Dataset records
┌──

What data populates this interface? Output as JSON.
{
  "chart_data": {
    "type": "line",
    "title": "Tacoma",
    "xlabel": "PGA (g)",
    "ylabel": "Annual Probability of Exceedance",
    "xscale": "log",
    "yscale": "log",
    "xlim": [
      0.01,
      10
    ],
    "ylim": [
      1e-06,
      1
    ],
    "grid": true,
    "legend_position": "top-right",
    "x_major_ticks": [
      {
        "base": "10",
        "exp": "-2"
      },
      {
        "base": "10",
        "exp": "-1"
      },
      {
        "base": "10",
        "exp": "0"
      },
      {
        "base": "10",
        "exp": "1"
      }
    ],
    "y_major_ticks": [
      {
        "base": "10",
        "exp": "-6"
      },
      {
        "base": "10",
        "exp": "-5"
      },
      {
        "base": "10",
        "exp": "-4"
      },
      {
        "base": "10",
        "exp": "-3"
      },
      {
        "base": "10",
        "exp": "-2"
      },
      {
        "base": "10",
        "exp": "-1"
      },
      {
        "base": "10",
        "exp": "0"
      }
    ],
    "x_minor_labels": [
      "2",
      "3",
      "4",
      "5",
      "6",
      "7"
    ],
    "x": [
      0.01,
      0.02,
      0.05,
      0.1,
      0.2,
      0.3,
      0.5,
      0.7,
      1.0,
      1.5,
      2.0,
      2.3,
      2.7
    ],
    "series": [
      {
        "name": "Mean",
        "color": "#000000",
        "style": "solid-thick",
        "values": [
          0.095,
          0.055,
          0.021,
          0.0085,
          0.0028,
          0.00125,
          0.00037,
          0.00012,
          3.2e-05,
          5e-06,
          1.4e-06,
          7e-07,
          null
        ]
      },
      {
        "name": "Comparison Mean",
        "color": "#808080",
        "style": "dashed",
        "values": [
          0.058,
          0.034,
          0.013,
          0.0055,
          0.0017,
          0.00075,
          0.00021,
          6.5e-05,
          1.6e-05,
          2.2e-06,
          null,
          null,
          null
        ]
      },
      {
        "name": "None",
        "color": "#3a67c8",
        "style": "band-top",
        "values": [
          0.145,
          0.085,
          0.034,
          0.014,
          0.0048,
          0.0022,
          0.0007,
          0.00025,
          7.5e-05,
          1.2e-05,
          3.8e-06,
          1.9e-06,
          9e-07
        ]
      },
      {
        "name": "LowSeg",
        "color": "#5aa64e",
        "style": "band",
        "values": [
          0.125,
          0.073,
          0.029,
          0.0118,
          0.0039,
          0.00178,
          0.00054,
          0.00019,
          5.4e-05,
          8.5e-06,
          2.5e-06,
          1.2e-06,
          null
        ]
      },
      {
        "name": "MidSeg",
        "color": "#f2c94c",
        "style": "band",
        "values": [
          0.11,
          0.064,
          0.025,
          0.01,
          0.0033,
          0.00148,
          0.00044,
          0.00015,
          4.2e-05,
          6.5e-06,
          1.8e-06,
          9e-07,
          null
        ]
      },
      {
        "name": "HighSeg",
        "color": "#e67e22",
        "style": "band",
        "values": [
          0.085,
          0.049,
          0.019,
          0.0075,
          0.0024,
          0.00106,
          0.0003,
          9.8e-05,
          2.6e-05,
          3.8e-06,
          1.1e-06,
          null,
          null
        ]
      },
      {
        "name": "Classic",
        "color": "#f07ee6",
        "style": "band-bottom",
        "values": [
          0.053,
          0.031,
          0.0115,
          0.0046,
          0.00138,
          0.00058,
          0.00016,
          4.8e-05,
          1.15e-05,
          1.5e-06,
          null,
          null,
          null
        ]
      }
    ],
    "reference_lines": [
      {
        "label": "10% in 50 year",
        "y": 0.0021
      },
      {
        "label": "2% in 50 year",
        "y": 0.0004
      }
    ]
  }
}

└──

TASK GOAL: Please restate the records in full, word for word.

RESULT FOR THIS EXERCISE:
What data populates this interface? Output as JSON.
{
  "chart_data": {
    "type": "line",
    "title": "Tacoma",
    "xlabel": "PGA (g)",
    "ylabel": "Annual Probability of Exceedance",
    "xscale": "log",
    "yscale": "log",
    "xlim": [
      0.01,
      10
    ],
    "ylim": [
      1e-06,
      1
    ],
    "grid": true,
    "legend_position": "top-right",
    "x_major_ticks": [
      {
        "base": "10",
        "exp": "-2"
      },
      {
        "base": "10",
        "exp": "-1"
      },
      {
        "base": "10",
        "exp": "0"
      },
      {
        "base": "10",
        "exp": "1"
      }
    ],
    "y_major_ticks": [
      {
        "base": "10",
        "exp": "-6"
      },
      {
        "base": "10",
        "exp": "-5"
      },
      {
        "base": "10",
        "exp": "-4"
      },
      {
        "base": "10",
        "exp": "-3"
      },
      {
        "base": "10",
        "exp": "-2"
      },
      {
        "base": "10",
        "exp": "-1"
      },
      {
        "base": "10",
        "exp": "0"
      }
    ],
    "x_minor_labels": [
      "2",
      "3",
      "4",
      "5",
      "6",
      "7"
    ],
    "x": [
      0.01,
      0.02,
      0.05,
      0.1,
      0.2,
      0.3,
      0.5,
      0.7,
      1.0,
      1.5,
      2.0,
      2.3,
      2.7
    ],
    "series": [
      {
        "name": "Mean",
        "color": "#000000",
        "style": "solid-thick",
        "values": [
          0.095,
          0.055,
          0.021,
          0.0085,
          0.0028,
          0.00125,
          0.00037,
          0.00012,
          3.2e-05,
          5e-06,
          1.4e-06,
          7e-07,
          null
        ]
      },
      {
        "name": "Comparison Mean",
        "color": "#808080",
        "style": "dashed",
        "values": [
          0.058,
          0.034,
          0.013,
          0.0055,
          0.0017,
          0.00075,
          0.00021,
          6.5e-05,
          1.6e-05,
          2.2e-06,
          null,
          null,
          null
        ]
      },
      {
        "name": "None",
        "color": "#3a67c8",
        "style": "band-top",
        "values": [
          0.145,
          0.085,
          0.034,
          0.014,
          0.0048,
          0.0022,
          0.0007,
          0.00025,
          7.5e-05,
          1.2e-05,
          3.8e-06,
          1.9e-06,
          9e-07
        ]
      },
      {
        "name": "LowSeg",
        "color": "#5aa64e",
        "style": "band",
        "values": [
          0.125,
          0.073,
          0.029,
          0.0118,
          0.0039,
          0.00178,
          0.00054,
          0.00019,
          5.4e-05,
          8.5e-06,
          2.5e-06,
          1.2e-06,
          null
        ]
      },
      {
        "name": "MidSeg",
        "color": "#f2c94c",
        "style": "band",
        "values": [
          0.11,
          0.064,
          0.025,
          0.01,
          0.0033,
          0.00148,
          0.00044,
          0.00015,
          4.2e-05,
          6.5e-06,
          1.8e-06,
          9e-07,
          null
        ]
      },
      {
        "name": "HighSeg",
        "color": "#e67e22",
        "style": "band",
        "values": [
          0.085,
          0.049,
          0.019,
          0.0075,
          0.0024,
          0.00106,
          0.0003,
          9.8e-05,
          2.6e-05,
          3.8e-06,
          1.1e-06,
          null,
          null
        ]
      },
      {
        "name": "Classic",
        "color": "#f07ee6",
        "style": "band-bottom",
        "values": [
          0.053,
          0.031,
          0.0115,
          0.0046,
          0.00138,
          0.00058,
          0.00016,
          4.8e-05,
          1.15e-05,
          1.5e-06,
          null,
          null,
          null
        ]
      }
    ],
    "reference_lines": [
      {
        "label": "10% in 50 year",
        "y": 0.0021
      },
      {
        "label": "2% in 50 year",
        "y": 0.0004
      }
    ]
  }
}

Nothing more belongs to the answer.